● WORK TO DO: Wherever the word "запрос" appears in a line, extract that line.
** begin **
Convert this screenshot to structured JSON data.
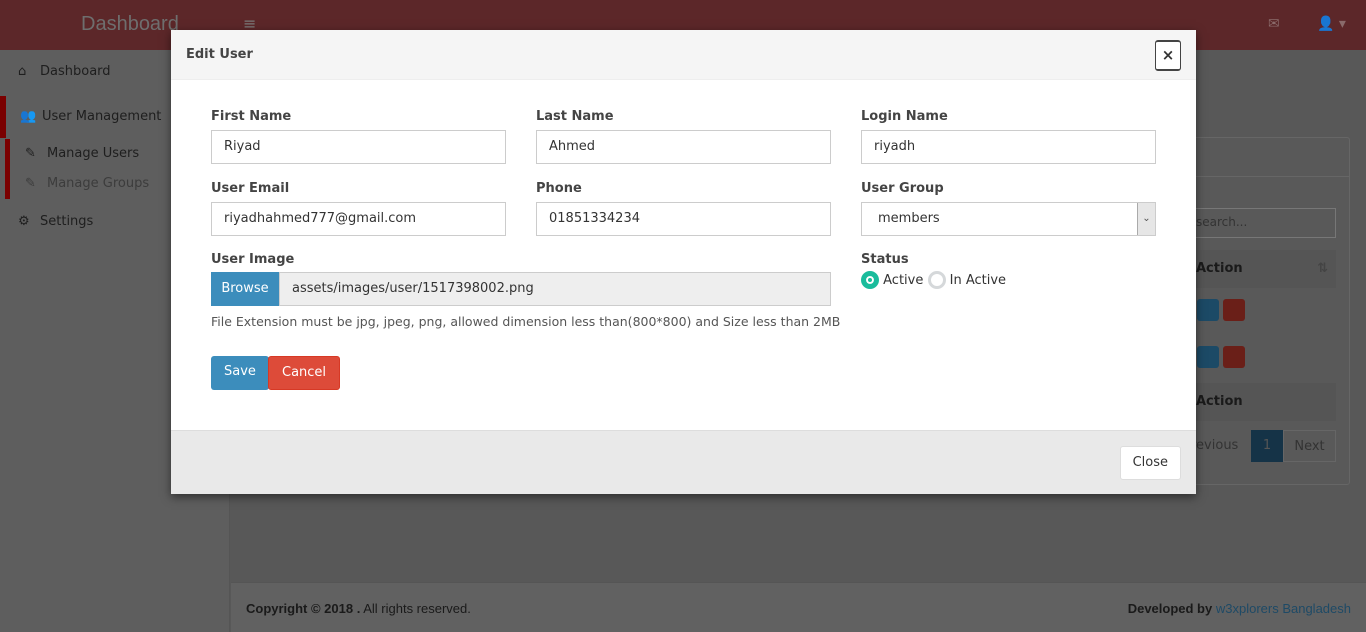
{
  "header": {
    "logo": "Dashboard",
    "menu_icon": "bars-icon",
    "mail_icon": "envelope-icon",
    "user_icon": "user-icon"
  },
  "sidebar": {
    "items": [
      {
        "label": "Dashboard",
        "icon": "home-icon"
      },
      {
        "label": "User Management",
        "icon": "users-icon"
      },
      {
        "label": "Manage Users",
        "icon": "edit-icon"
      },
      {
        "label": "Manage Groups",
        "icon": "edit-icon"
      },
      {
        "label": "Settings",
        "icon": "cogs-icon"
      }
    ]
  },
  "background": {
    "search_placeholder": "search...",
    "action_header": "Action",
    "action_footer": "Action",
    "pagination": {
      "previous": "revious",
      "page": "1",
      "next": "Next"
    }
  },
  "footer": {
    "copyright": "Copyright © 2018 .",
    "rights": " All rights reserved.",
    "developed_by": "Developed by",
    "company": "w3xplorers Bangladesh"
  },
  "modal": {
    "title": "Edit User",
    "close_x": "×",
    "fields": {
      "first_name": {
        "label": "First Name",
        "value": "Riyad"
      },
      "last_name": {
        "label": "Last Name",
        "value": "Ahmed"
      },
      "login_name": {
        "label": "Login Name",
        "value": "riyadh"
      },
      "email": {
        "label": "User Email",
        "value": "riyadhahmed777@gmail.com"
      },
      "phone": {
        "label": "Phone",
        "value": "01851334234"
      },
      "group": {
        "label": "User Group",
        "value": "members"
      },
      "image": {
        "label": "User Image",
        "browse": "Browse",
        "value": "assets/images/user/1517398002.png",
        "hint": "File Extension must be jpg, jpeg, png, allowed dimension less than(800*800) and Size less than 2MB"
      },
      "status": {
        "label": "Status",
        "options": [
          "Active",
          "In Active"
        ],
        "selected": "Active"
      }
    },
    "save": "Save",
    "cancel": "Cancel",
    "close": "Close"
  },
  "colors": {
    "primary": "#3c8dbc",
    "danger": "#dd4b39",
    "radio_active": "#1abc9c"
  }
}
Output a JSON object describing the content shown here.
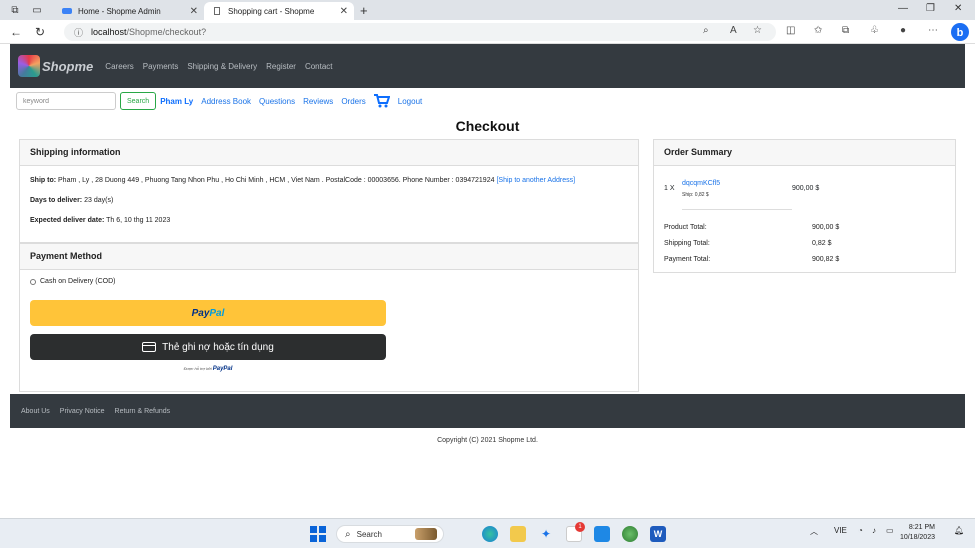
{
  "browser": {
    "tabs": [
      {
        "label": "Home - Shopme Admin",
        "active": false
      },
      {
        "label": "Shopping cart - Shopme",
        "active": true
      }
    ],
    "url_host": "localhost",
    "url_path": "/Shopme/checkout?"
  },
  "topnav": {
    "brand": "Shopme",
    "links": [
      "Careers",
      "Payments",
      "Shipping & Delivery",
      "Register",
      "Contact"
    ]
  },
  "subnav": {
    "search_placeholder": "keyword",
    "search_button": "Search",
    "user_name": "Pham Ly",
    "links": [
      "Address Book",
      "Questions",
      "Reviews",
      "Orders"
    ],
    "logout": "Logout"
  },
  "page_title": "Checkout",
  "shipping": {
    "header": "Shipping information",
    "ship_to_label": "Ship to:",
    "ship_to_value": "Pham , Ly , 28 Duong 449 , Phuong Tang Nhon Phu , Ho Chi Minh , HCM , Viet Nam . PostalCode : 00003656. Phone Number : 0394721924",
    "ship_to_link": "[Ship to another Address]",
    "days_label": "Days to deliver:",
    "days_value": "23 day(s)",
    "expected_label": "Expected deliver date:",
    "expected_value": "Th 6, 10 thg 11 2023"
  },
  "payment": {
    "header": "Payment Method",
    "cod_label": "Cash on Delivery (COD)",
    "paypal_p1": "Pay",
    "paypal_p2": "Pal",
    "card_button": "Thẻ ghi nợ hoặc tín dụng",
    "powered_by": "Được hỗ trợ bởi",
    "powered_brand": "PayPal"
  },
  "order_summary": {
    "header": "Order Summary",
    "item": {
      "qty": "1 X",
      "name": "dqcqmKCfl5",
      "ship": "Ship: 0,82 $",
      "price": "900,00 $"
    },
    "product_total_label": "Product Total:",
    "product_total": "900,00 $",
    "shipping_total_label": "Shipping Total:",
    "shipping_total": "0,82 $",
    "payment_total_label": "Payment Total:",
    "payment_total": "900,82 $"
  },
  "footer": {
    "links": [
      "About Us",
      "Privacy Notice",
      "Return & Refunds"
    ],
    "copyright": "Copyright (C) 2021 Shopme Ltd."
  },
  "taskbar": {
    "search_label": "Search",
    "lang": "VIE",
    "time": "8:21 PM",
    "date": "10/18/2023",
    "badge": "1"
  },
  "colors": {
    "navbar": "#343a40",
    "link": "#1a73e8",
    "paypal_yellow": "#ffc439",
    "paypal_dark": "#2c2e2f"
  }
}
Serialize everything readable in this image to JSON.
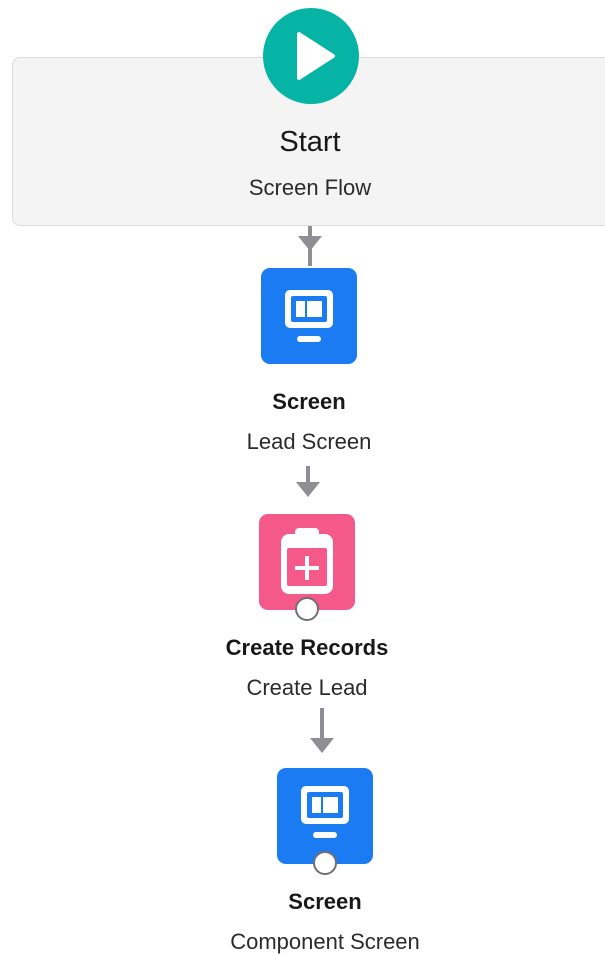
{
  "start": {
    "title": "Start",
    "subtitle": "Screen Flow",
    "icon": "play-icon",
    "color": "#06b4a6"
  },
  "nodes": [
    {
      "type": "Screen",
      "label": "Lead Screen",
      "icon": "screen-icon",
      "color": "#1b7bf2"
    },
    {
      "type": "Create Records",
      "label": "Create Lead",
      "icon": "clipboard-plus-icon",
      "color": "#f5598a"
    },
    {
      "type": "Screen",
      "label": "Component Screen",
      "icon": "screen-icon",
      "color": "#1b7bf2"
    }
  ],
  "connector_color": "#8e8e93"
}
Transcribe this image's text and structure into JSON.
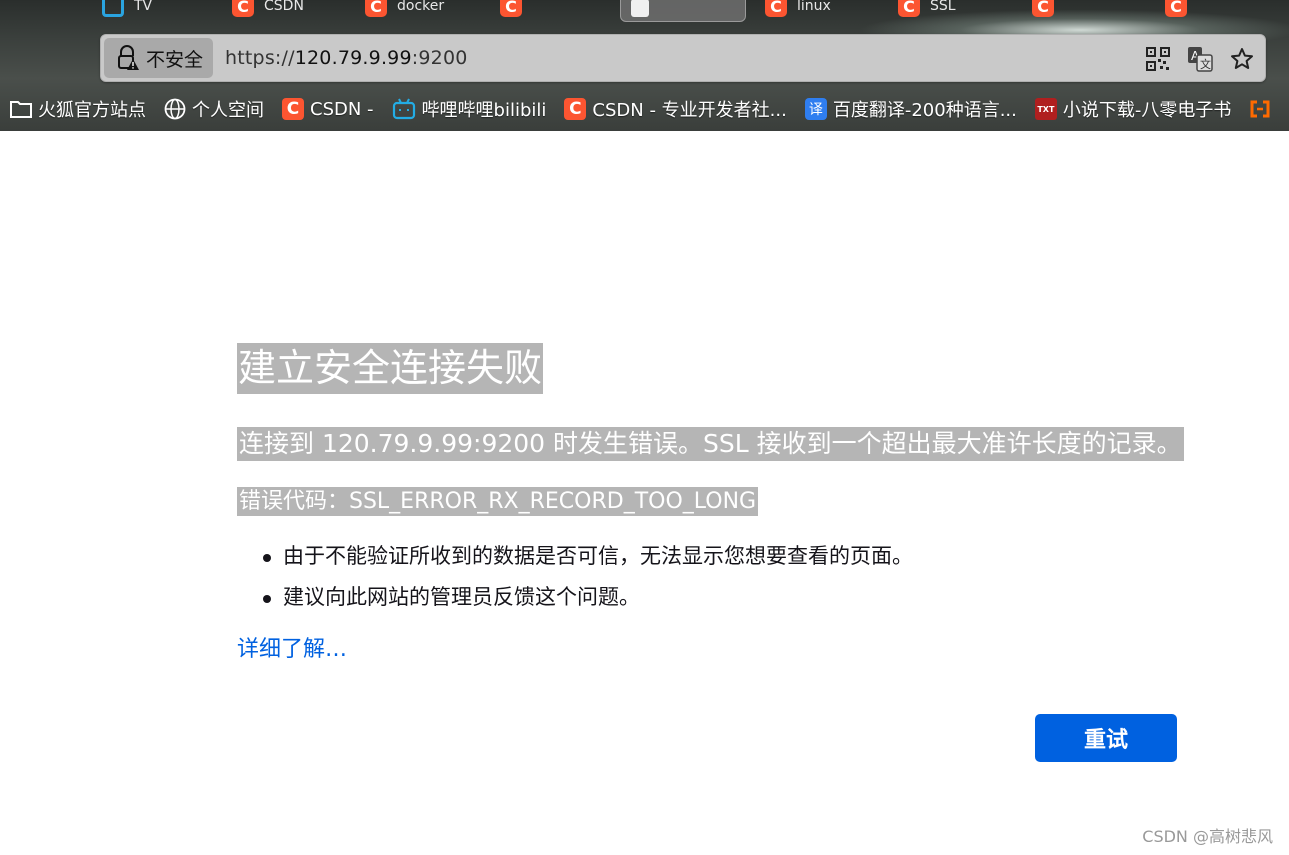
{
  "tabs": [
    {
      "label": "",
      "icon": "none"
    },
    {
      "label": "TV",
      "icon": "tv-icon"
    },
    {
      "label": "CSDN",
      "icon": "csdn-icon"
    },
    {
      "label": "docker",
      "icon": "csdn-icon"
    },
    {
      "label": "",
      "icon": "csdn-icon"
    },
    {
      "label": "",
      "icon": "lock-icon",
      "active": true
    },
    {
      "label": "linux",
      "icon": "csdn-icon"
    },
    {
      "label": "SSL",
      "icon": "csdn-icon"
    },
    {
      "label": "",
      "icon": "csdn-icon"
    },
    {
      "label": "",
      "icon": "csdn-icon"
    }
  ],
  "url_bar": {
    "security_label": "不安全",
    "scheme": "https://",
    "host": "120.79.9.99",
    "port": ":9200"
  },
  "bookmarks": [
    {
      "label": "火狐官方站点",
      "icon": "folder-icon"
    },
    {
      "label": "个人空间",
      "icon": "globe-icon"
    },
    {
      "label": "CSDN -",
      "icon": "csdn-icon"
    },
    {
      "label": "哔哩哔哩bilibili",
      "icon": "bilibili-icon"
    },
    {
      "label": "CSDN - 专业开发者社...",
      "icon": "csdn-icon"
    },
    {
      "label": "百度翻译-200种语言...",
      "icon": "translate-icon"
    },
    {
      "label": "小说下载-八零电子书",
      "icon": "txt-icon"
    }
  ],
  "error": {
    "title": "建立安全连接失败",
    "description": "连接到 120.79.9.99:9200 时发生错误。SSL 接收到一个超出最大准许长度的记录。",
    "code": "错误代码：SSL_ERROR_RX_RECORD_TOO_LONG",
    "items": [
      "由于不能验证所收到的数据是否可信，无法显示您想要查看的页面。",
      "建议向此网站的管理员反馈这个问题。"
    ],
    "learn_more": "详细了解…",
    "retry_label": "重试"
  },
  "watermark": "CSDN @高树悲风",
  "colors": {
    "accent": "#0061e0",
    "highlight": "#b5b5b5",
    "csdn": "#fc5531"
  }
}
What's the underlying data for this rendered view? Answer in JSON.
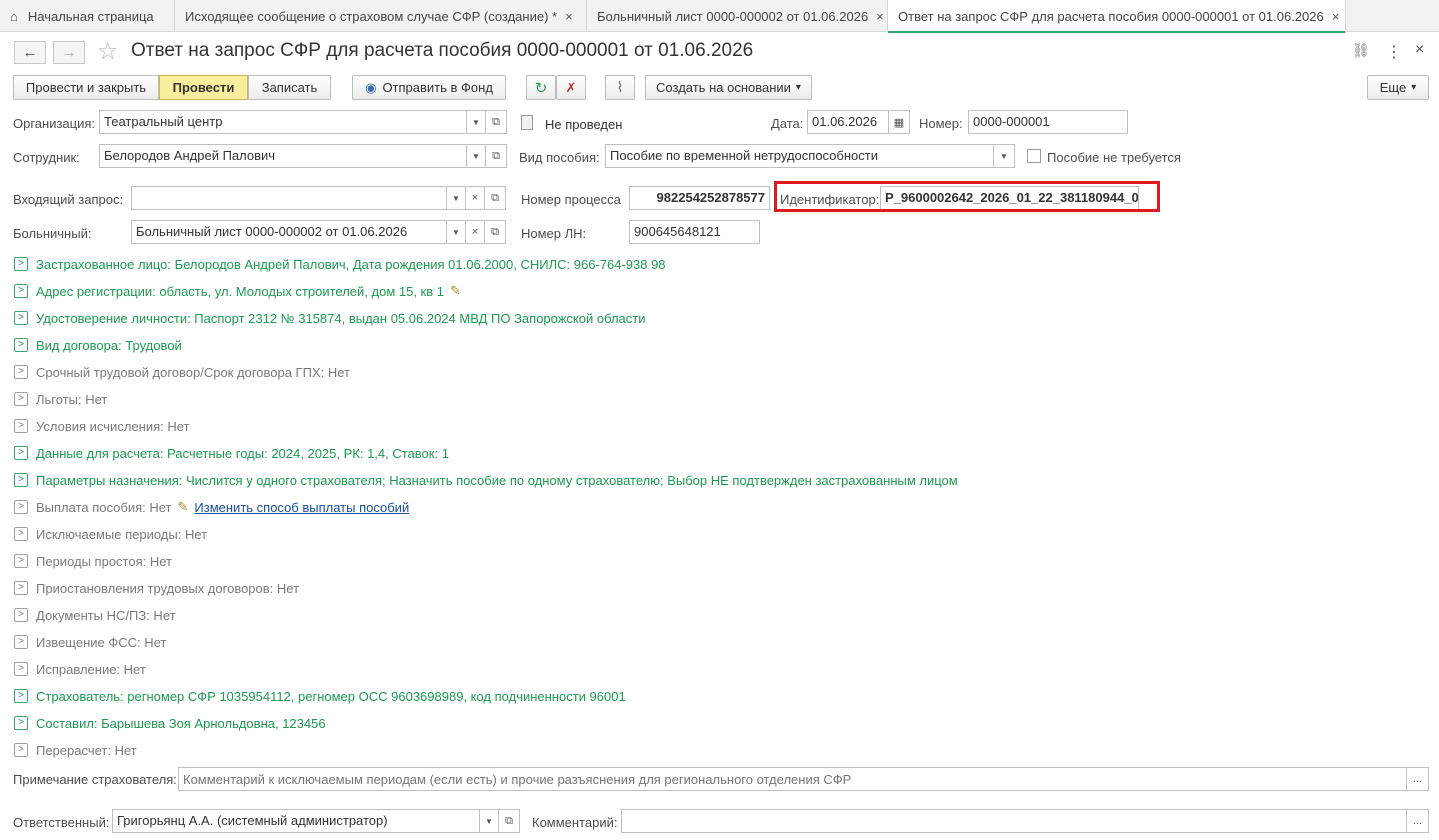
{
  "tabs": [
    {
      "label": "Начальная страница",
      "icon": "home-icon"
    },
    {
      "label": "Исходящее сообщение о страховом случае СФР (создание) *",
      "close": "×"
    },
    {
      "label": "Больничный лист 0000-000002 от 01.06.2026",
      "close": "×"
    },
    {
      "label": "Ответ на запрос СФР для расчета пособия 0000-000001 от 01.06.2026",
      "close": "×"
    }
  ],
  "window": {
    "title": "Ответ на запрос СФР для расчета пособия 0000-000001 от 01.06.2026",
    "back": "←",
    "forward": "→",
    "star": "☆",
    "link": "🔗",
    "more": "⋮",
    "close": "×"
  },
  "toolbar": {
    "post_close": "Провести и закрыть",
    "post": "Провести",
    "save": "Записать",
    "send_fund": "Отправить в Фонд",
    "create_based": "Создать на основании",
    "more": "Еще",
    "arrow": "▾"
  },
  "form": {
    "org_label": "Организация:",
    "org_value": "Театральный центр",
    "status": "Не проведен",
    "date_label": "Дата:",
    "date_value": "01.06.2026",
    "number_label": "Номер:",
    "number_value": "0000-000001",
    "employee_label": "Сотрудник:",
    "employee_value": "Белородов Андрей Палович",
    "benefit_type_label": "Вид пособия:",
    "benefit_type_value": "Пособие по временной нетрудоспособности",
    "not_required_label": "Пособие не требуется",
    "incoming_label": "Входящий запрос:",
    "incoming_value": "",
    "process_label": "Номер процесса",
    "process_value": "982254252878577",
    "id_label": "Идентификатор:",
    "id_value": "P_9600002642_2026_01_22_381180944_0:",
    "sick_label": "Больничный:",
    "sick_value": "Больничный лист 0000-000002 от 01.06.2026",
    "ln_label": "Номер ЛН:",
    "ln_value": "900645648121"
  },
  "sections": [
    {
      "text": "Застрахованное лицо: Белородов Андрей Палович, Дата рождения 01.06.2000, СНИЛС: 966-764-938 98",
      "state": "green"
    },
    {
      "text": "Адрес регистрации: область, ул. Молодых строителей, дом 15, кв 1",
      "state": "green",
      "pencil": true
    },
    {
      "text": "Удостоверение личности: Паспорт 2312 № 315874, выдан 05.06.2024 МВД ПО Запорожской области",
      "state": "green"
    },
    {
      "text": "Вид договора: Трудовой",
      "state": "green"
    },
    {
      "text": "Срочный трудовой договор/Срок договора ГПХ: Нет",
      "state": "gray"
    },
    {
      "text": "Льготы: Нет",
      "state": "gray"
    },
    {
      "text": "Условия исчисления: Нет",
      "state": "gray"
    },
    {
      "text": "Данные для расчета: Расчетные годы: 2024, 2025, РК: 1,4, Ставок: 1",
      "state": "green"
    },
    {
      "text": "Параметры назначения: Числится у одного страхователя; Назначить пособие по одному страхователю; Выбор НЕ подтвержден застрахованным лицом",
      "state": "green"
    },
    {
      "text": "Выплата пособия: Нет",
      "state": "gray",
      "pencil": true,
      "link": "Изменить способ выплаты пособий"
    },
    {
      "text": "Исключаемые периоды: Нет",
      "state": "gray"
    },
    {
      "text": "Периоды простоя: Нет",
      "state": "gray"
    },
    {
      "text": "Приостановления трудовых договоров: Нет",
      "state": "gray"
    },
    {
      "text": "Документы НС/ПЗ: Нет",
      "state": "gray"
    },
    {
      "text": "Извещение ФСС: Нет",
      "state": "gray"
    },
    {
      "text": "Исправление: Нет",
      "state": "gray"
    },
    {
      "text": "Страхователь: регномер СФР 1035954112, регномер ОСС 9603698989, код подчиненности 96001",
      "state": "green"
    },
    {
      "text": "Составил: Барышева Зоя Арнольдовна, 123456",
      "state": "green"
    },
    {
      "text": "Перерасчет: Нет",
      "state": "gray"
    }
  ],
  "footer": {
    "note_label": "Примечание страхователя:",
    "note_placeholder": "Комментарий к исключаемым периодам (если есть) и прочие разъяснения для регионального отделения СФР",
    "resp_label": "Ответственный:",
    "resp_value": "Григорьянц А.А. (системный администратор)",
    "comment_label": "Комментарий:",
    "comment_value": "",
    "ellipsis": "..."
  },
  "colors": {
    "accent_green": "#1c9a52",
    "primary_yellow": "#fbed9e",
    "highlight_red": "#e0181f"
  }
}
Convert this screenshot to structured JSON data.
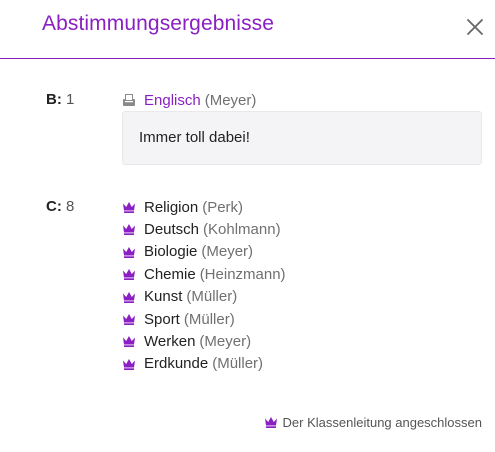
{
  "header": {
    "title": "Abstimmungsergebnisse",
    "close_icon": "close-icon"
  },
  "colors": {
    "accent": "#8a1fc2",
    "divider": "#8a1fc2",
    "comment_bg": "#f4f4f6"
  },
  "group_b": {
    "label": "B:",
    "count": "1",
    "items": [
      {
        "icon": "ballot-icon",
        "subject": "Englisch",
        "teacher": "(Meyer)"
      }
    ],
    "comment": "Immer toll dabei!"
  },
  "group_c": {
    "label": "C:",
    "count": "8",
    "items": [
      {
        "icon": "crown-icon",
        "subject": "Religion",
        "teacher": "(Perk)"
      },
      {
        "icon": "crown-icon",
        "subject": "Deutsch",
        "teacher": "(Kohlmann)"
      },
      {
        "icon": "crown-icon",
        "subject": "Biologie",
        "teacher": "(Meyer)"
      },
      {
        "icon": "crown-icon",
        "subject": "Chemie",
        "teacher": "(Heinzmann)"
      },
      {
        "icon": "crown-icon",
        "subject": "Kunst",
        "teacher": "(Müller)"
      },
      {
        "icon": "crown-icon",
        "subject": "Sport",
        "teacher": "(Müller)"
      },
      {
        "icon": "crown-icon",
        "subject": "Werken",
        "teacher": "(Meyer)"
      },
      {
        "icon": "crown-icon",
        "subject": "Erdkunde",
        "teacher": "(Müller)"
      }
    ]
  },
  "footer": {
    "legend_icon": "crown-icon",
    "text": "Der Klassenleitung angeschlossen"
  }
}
** end **
● SOLUTION TO THE EXERCISE:
      "label": "Ответ на запрос СФР для расчета пособия 0000-000001 от 01.06.2026",
    "title": "Ответ на запрос СФР для расчета пособия 0000-000001 от 01.06.2026",
    "incoming_label": "Входящий запрос:",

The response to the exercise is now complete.